• _The task_:
Return all lines where the word "katonai" can be found.

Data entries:
====

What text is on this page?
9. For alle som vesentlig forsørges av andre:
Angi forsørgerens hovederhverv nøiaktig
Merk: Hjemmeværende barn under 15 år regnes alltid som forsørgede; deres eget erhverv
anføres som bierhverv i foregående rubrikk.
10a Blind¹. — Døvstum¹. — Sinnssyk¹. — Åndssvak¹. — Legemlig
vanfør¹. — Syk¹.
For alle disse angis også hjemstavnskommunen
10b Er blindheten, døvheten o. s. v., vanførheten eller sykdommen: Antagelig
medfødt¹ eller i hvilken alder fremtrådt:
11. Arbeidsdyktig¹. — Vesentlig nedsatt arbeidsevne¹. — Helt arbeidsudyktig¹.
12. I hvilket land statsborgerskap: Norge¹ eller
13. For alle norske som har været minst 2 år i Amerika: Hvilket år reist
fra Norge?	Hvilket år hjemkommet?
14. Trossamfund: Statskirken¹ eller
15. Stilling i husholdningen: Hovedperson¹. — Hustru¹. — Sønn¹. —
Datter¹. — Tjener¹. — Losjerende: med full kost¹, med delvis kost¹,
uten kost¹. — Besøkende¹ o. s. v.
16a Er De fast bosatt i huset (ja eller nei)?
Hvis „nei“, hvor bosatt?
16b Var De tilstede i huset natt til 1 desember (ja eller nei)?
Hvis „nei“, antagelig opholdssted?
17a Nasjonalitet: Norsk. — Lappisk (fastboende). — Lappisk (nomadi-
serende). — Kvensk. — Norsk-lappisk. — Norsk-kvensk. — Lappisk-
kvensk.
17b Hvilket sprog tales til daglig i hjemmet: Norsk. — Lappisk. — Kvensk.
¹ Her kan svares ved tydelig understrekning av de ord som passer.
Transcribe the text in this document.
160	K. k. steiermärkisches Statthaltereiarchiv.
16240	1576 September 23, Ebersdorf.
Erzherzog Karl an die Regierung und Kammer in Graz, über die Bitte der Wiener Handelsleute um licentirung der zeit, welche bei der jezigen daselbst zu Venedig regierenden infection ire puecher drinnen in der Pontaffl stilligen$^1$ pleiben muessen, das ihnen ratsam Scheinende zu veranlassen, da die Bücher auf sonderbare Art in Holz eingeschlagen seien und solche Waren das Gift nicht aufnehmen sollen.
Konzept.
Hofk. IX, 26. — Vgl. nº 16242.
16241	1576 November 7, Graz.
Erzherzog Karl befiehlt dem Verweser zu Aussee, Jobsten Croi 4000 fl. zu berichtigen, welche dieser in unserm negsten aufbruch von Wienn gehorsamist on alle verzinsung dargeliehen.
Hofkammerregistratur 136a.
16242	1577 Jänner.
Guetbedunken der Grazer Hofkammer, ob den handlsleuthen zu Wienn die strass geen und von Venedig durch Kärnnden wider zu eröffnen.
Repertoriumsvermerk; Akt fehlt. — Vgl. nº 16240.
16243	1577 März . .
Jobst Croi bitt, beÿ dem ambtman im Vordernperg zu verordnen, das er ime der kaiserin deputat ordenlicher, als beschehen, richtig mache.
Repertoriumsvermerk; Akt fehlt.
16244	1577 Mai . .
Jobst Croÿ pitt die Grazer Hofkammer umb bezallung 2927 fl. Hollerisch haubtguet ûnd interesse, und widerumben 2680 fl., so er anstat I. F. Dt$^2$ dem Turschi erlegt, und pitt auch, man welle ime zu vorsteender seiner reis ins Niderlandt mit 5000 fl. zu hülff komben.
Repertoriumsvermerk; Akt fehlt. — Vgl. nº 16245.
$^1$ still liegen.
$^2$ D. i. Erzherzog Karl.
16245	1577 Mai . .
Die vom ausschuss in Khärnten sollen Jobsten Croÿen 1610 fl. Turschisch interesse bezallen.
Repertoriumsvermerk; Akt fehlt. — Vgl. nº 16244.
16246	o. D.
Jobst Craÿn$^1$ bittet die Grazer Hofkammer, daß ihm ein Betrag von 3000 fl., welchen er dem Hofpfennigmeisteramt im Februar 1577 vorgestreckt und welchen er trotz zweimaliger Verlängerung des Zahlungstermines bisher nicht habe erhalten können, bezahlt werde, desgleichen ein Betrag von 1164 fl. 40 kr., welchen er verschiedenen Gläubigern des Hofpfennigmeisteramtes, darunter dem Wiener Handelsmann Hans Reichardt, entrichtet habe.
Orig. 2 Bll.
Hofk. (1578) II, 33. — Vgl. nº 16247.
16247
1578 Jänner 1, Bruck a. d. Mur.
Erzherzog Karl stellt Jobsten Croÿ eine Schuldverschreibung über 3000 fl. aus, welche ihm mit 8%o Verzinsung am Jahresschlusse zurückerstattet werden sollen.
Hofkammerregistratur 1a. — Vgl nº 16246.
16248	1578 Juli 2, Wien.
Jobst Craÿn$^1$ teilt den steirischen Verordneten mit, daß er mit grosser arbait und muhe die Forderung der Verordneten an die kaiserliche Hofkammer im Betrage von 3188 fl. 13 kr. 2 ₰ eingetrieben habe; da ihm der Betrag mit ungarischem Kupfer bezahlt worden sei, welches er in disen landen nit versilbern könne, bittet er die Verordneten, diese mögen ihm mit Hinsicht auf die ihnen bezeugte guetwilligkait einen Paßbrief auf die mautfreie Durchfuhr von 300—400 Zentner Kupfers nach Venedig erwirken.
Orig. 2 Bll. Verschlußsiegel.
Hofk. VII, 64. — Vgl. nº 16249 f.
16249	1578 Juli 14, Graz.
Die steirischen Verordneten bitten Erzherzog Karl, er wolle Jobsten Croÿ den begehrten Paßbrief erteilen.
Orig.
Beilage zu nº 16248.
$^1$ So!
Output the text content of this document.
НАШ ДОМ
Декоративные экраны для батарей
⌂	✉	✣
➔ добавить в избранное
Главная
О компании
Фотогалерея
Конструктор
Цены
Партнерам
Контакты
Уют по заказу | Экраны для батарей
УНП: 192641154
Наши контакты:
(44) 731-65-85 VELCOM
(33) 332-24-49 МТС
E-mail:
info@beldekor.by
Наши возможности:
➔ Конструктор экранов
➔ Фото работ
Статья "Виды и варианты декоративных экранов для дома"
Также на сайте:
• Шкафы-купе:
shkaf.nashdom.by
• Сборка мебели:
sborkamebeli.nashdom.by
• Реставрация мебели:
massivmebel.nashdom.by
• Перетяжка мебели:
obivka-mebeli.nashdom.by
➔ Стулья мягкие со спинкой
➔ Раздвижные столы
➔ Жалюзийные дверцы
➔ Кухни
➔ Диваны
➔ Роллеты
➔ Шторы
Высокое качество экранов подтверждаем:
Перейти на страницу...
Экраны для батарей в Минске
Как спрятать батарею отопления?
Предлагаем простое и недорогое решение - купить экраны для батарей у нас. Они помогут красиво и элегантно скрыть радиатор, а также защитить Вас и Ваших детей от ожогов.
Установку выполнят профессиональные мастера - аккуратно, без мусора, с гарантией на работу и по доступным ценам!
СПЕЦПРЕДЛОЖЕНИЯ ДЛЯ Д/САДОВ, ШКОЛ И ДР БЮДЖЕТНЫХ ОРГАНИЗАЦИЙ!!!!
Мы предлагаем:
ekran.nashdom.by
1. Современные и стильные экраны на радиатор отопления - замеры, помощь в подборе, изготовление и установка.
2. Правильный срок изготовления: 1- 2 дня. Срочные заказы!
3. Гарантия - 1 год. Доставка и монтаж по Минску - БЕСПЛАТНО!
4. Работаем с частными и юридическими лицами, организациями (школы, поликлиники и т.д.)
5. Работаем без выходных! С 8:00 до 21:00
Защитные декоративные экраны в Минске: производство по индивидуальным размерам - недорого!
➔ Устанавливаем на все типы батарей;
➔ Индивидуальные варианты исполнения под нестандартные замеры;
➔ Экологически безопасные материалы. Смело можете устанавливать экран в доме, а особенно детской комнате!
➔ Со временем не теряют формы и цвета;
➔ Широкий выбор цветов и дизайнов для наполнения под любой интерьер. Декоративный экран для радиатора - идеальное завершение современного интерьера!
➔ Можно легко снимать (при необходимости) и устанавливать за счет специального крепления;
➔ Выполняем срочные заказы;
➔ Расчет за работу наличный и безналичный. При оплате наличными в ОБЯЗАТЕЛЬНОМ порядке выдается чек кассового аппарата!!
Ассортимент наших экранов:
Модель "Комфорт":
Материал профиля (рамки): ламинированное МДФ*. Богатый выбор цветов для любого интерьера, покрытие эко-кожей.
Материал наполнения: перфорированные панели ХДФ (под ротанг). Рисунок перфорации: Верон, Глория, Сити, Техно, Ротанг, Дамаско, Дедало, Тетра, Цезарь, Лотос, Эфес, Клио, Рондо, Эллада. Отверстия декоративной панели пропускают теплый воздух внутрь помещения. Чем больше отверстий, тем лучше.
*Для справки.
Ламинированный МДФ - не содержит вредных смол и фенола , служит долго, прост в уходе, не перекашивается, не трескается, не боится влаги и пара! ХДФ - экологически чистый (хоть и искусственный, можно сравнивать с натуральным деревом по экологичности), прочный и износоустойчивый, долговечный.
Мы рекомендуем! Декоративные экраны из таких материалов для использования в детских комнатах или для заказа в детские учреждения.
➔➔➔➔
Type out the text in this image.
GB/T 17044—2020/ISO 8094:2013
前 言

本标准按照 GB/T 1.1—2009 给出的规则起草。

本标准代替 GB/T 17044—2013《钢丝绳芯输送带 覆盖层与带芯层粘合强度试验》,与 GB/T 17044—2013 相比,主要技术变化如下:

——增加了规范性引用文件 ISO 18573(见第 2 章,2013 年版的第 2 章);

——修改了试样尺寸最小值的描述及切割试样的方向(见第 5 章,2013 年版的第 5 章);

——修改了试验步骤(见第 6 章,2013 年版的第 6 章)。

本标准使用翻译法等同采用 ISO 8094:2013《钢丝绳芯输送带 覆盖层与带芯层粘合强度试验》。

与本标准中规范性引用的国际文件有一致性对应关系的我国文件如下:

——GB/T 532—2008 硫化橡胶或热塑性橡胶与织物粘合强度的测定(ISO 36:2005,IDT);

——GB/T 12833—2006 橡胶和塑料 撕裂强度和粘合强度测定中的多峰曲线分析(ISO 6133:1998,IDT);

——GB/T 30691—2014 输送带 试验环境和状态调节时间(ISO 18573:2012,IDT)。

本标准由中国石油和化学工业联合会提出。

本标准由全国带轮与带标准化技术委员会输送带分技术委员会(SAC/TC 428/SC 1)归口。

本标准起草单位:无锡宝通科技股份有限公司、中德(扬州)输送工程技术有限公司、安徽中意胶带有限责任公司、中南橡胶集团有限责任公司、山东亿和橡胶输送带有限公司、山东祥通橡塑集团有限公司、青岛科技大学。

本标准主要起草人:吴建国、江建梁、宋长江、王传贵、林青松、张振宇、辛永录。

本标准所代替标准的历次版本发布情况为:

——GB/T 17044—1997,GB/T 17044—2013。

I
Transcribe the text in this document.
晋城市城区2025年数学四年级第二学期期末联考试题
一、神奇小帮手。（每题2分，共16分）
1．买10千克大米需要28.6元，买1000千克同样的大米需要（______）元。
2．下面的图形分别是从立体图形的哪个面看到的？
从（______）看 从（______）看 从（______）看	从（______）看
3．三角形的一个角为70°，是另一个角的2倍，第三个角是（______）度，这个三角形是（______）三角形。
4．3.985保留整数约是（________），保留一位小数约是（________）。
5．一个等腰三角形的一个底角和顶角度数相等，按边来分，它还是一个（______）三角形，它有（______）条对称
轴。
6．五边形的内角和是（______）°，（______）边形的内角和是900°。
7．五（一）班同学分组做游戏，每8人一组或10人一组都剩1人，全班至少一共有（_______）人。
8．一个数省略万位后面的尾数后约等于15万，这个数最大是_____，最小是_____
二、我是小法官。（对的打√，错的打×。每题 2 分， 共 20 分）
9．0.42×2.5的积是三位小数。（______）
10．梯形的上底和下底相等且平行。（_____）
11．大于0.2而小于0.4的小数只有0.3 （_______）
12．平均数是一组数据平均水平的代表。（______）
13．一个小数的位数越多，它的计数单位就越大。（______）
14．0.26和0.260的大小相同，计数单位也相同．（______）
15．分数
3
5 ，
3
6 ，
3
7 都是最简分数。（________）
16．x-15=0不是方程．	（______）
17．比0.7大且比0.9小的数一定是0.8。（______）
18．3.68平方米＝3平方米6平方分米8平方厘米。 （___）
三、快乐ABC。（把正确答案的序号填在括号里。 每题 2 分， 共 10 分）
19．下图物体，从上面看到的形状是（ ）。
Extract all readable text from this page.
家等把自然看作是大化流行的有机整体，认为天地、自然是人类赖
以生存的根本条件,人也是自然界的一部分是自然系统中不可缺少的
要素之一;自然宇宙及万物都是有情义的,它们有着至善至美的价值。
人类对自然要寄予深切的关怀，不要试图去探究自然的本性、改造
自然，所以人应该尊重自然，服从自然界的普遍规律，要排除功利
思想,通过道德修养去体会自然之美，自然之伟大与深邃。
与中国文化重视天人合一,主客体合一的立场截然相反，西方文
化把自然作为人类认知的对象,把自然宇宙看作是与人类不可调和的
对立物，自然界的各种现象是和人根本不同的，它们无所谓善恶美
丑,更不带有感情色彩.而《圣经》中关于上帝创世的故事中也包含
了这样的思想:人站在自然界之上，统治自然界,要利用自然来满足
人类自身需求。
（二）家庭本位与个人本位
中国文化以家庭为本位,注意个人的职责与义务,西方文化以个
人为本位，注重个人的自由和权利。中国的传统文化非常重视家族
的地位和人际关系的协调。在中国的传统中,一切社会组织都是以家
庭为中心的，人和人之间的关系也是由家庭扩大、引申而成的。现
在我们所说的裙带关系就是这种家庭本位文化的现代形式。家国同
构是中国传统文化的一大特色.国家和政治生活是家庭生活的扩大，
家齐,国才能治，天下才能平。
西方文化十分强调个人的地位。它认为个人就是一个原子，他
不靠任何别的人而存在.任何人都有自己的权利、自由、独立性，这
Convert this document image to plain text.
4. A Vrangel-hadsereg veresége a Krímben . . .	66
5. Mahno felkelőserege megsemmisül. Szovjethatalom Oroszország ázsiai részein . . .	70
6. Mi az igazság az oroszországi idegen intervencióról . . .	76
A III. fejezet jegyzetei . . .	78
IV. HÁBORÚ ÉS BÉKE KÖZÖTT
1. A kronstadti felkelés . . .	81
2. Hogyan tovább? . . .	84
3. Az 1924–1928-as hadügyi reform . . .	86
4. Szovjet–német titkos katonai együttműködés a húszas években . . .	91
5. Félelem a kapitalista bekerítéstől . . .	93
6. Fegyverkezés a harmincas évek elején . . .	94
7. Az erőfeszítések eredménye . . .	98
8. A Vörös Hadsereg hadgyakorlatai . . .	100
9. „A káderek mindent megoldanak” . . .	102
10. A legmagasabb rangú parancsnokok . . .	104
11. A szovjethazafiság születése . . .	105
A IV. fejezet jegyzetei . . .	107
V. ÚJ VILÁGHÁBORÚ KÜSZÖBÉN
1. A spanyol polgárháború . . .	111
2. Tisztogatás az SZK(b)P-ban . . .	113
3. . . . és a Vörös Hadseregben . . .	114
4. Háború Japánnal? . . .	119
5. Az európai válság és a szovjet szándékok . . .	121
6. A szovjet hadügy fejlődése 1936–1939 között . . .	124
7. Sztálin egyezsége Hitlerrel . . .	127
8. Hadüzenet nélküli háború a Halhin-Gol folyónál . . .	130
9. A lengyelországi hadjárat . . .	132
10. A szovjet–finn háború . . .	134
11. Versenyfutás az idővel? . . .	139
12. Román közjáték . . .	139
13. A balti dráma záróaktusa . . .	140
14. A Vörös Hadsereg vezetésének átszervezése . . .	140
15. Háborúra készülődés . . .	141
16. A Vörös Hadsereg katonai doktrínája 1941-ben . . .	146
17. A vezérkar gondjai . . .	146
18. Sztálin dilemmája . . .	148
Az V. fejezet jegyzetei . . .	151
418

====

• _Task output_:
4. Szovjet–német titkos katonai együttműködés a húszas években . . .	91
16. A Vörös Hadsereg katonai doktrínája 1941-ben . . .	146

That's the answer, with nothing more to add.